» WHAT TO WORK ON:
Without the pictures, copy the entries below word for word.

» GIVEN RECORDS:

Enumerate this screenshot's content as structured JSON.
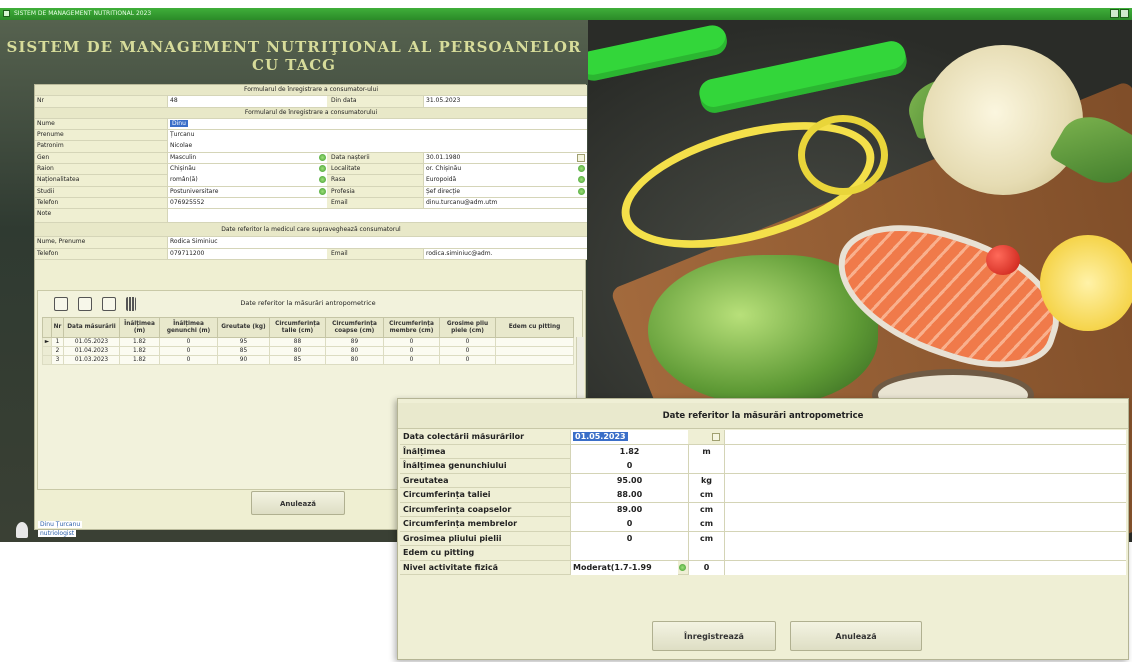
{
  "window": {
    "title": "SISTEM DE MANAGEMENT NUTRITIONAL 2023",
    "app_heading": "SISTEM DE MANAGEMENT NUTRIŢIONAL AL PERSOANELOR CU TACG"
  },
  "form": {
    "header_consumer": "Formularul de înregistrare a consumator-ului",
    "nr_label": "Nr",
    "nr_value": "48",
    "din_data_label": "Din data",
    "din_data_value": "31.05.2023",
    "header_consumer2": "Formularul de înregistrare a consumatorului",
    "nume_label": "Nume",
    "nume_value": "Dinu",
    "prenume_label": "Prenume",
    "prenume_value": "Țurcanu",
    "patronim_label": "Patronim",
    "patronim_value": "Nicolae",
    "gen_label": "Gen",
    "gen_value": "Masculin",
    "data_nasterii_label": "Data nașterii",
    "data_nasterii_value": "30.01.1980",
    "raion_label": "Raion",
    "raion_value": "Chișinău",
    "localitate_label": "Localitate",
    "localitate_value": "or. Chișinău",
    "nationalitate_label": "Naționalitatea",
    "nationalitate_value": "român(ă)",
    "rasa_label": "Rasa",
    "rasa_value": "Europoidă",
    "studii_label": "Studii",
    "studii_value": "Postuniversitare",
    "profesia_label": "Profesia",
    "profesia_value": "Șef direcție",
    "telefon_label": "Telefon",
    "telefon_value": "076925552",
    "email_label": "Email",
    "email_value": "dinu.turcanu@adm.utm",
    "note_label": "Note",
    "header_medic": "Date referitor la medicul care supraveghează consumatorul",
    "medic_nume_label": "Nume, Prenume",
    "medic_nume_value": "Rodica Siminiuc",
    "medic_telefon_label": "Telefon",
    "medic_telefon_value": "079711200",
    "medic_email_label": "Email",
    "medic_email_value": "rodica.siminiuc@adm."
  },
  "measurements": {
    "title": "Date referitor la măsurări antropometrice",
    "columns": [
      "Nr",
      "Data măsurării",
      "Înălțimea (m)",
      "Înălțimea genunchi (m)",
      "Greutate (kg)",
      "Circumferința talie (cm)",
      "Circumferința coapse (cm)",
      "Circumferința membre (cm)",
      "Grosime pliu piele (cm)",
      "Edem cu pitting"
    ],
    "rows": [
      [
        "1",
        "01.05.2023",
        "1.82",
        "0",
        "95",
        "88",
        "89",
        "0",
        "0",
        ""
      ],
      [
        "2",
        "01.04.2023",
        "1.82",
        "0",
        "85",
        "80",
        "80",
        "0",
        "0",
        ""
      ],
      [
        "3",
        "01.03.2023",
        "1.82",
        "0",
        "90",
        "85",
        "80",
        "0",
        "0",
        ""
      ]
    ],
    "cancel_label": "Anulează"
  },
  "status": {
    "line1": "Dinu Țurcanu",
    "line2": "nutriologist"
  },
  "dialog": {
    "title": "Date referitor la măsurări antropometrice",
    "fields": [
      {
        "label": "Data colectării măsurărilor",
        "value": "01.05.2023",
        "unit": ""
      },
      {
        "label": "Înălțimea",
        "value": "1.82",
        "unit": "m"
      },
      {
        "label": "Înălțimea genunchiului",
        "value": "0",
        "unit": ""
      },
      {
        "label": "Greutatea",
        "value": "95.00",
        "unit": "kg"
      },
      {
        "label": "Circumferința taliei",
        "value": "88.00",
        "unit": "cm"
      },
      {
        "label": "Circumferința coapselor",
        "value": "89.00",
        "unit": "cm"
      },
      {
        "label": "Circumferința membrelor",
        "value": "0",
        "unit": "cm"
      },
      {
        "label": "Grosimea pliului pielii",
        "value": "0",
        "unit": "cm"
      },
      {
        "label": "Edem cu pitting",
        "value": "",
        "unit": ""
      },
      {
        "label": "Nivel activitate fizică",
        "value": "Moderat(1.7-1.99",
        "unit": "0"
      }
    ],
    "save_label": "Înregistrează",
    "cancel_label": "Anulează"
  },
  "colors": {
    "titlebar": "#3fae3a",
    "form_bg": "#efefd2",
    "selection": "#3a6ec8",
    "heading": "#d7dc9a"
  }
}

» CORRECT RESPONSE:
Enumerate this screenshot's content as structured JSON.
{
  "window": {
    "title": "SISTEM DE MANAGEMENT NUTRITIONAL 2023",
    "app_heading": "SISTEM DE MANAGEMENT NUTRIŢIONAL AL PERSOANELOR CU TACG"
  },
  "form": {
    "header_consumer": "Formularul de înregistrare a consumator-ului",
    "nr_label": "Nr",
    "nr_value": "48",
    "din_data_label": "Din data",
    "din_data_value": "31.05.2023",
    "header_consumer2": "Formularul de înregistrare a consumatorului",
    "nume_label": "Nume",
    "nume_value": "Dinu",
    "prenume_label": "Prenume",
    "prenume_value": "Țurcanu",
    "patronim_label": "Patronim",
    "patronim_value": "Nicolae",
    "gen_label": "Gen",
    "gen_value": "Masculin",
    "data_nasterii_label": "Data nașterii",
    "data_nasterii_value": "30.01.1980",
    "raion_label": "Raion",
    "raion_value": "Chișinău",
    "localitate_label": "Localitate",
    "localitate_value": "or. Chișinău",
    "nationalitate_label": "Naționalitatea",
    "nationalitate_value": "român(ă)",
    "rasa_label": "Rasa",
    "rasa_value": "Europoidă",
    "studii_label": "Studii",
    "studii_value": "Postuniversitare",
    "profesia_label": "Profesia",
    "profesia_value": "Șef direcție",
    "telefon_label": "Telefon",
    "telefon_value": "076925552",
    "email_label": "Email",
    "email_value": "dinu.turcanu@adm.utm",
    "note_label": "Note",
    "header_medic": "Date referitor la medicul care supraveghează consumatorul",
    "medic_nume_label": "Nume, Prenume",
    "medic_nume_value": "Rodica Siminiuc",
    "medic_telefon_label": "Telefon",
    "medic_telefon_value": "079711200",
    "medic_email_label": "Email",
    "medic_email_value": "rodica.siminiuc@adm."
  },
  "measurements": {
    "title": "Date referitor la măsurări antropometrice",
    "columns": [
      "Nr",
      "Data măsurării",
      "Înălțimea (m)",
      "Înălțimea genunchi (m)",
      "Greutate (kg)",
      "Circumferința talie (cm)",
      "Circumferința coapse (cm)",
      "Circumferința membre (cm)",
      "Grosime pliu piele (cm)",
      "Edem cu pitting"
    ],
    "rows": [
      [
        "1",
        "01.05.2023",
        "1.82",
        "0",
        "95",
        "88",
        "89",
        "0",
        "0",
        ""
      ],
      [
        "2",
        "01.04.2023",
        "1.82",
        "0",
        "85",
        "80",
        "80",
        "0",
        "0",
        ""
      ],
      [
        "3",
        "01.03.2023",
        "1.82",
        "0",
        "90",
        "85",
        "80",
        "0",
        "0",
        ""
      ]
    ],
    "cancel_label": "Anulează"
  },
  "status": {
    "line1": "Dinu Țurcanu",
    "line2": "nutriologist"
  },
  "dialog": {
    "title": "Date referitor la măsurări antropometrice",
    "fields": [
      {
        "label": "Data colectării măsurărilor",
        "value": "01.05.2023",
        "unit": ""
      },
      {
        "label": "Înălțimea",
        "value": "1.82",
        "unit": "m"
      },
      {
        "label": "Înălțimea genunchiului",
        "value": "0",
        "unit": ""
      },
      {
        "label": "Greutatea",
        "value": "95.00",
        "unit": "kg"
      },
      {
        "label": "Circumferința taliei",
        "value": "88.00",
        "unit": "cm"
      },
      {
        "label": "Circumferința coapselor",
        "value": "89.00",
        "unit": "cm"
      },
      {
        "label": "Circumferința membrelor",
        "value": "0",
        "unit": "cm"
      },
      {
        "label": "Grosimea pliului pielii",
        "value": "0",
        "unit": "cm"
      },
      {
        "label": "Edem cu pitting",
        "value": "",
        "unit": ""
      },
      {
        "label": "Nivel activitate fizică",
        "value": "Moderat(1.7-1.99",
        "unit": "0"
      }
    ],
    "save_label": "Înregistrează",
    "cancel_label": "Anulează"
  },
  "colors": {
    "titlebar": "#3fae3a",
    "form_bg": "#efefd2",
    "selection": "#3a6ec8",
    "heading": "#d7dc9a"
  }
}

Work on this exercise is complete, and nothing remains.